§ THE REQUEST
Tally the lines that hold the string "kind", and reply with the count alone.

--*--

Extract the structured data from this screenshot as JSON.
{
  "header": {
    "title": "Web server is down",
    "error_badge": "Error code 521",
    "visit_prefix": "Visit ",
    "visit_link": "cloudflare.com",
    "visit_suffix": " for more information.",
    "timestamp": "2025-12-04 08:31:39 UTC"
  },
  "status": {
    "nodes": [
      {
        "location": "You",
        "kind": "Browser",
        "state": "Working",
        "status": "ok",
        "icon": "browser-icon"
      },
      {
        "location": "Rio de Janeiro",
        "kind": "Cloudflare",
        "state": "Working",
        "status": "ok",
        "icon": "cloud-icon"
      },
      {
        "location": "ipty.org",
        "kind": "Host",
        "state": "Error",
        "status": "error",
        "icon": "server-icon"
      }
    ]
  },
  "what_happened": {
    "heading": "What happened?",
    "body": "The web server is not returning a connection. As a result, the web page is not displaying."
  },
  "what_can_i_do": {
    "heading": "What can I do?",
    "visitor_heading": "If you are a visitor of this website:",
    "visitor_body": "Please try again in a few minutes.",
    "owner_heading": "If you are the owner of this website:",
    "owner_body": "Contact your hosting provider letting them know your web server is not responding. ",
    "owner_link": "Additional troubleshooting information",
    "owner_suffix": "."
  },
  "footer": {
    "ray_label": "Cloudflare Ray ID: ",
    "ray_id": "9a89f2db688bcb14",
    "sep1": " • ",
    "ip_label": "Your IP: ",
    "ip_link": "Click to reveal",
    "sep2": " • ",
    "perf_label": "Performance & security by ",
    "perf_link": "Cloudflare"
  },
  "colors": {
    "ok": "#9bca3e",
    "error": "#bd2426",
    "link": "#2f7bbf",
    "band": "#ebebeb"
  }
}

--*--

§ RESPONSE
3